__Part of a data file__:
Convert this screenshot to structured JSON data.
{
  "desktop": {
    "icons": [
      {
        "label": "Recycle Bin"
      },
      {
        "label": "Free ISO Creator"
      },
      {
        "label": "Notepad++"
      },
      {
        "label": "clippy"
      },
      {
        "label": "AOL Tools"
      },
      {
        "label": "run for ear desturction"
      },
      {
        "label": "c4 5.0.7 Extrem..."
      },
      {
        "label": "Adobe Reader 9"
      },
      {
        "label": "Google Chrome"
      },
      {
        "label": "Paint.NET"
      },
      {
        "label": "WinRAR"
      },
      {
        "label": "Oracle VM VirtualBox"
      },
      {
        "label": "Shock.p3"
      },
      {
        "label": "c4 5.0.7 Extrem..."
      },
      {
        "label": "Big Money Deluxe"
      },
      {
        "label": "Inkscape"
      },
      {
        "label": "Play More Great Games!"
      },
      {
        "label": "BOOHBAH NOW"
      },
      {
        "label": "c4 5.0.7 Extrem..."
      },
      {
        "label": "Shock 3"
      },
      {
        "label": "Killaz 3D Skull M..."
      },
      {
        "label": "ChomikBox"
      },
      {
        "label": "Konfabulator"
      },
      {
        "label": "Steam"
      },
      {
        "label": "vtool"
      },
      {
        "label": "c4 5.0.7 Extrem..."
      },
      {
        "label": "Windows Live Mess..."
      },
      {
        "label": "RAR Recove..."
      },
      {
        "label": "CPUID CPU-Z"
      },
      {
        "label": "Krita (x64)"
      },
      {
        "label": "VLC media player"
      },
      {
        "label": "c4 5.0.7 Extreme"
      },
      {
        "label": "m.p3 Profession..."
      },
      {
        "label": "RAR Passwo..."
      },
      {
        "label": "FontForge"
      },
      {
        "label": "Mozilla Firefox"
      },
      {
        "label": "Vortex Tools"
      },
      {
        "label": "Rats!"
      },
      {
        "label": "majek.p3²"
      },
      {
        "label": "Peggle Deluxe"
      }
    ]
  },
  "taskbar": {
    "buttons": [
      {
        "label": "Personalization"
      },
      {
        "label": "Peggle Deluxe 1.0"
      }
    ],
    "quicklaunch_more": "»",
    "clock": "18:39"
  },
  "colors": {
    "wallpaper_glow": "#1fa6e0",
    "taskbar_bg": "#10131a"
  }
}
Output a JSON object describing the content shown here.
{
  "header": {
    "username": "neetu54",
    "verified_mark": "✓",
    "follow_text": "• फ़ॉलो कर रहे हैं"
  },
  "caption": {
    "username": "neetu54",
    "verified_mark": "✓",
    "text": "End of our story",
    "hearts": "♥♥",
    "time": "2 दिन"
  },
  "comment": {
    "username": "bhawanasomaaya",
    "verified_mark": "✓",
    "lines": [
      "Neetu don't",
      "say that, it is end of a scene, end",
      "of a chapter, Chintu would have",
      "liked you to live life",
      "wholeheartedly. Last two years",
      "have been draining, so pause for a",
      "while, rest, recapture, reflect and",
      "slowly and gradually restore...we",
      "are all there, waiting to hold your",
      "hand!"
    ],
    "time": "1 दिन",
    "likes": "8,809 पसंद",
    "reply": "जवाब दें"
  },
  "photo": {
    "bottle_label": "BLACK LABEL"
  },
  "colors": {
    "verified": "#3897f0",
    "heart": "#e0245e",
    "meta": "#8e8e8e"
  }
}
==
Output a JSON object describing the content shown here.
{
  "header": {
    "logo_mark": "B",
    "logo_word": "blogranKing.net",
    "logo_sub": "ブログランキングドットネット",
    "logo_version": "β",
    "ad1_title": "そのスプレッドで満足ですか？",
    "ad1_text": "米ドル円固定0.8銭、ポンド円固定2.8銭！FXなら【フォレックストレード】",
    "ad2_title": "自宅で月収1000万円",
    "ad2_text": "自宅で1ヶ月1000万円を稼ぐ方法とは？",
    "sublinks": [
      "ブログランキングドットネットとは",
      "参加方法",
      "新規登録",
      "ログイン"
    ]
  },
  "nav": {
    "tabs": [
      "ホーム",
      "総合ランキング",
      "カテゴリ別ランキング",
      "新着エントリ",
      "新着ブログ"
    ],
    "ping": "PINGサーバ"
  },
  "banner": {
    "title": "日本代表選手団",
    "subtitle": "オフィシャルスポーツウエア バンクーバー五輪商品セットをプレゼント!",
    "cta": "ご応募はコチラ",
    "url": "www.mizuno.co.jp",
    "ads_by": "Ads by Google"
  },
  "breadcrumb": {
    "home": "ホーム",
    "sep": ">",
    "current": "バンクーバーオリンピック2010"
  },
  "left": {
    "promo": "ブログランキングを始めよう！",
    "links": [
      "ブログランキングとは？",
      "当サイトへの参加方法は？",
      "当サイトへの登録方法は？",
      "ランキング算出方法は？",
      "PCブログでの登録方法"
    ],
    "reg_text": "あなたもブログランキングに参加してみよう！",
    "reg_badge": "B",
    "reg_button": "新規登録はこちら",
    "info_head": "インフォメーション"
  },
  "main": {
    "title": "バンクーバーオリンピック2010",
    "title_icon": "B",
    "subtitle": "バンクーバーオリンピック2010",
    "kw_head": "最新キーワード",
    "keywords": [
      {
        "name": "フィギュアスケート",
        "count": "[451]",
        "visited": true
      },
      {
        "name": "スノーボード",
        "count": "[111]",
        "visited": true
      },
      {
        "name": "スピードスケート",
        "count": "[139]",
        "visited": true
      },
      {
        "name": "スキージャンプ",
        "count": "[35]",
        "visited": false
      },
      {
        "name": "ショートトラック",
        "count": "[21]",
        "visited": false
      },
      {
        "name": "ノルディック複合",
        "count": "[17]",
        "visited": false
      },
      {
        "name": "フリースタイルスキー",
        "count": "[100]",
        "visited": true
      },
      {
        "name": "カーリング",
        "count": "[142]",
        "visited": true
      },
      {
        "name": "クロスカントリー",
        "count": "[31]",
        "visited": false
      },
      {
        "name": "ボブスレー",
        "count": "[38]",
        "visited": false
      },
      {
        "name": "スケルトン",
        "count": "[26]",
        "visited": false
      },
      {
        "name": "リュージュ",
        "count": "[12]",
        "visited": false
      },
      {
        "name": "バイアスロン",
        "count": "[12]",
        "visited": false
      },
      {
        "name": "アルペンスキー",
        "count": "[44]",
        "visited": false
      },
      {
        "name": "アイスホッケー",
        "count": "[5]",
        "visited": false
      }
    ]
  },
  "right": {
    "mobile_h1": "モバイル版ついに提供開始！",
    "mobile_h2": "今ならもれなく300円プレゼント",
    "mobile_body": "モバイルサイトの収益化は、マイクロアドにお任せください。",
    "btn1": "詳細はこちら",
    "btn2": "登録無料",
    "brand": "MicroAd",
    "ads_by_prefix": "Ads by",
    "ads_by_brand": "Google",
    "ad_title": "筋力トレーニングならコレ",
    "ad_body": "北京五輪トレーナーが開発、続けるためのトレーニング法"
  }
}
* * *
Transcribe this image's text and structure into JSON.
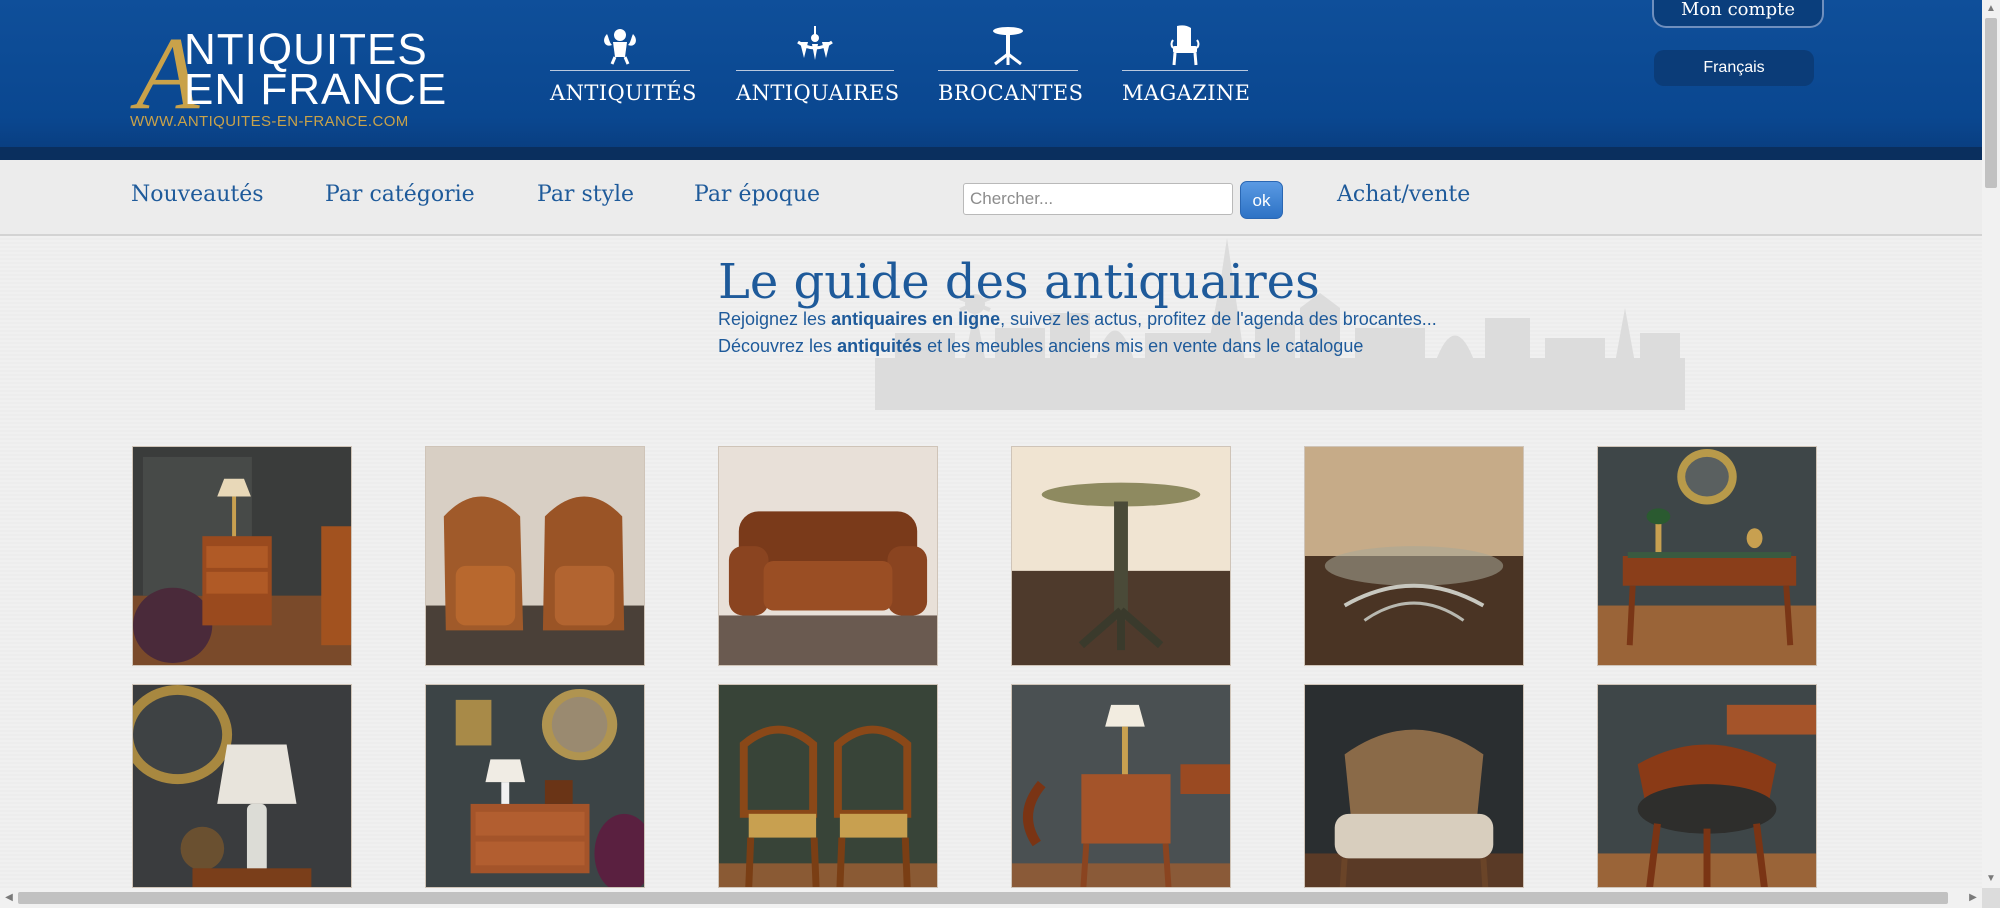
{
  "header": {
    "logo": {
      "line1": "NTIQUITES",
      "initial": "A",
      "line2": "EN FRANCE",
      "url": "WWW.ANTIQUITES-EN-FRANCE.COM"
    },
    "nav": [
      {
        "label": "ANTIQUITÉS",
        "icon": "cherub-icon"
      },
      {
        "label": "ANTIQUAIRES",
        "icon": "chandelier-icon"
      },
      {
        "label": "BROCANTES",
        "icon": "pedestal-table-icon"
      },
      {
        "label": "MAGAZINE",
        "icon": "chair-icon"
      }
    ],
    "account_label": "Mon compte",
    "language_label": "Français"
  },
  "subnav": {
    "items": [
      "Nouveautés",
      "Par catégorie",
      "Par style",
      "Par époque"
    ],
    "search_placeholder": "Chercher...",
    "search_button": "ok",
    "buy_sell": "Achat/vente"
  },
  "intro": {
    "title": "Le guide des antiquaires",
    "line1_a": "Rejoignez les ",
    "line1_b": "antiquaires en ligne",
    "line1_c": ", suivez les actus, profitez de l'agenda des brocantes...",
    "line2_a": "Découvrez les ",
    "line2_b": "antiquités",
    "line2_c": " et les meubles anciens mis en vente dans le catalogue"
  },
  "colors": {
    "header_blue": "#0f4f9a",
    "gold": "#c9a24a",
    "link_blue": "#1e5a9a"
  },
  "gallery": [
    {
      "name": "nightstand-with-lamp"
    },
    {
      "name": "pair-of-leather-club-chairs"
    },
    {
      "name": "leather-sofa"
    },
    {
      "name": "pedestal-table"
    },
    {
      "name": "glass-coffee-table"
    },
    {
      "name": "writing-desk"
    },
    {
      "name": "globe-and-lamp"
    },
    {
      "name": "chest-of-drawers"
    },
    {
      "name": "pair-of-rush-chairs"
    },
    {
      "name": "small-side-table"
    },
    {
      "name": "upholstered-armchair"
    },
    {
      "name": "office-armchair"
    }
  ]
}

__PROBLEM TO SOLVE__: Show each line in the entries that holds the string "lamp".

__ANSWER FOR THE TASK__:
      "name": "nightstand-with-lamp"
      "name": "globe-and-lamp"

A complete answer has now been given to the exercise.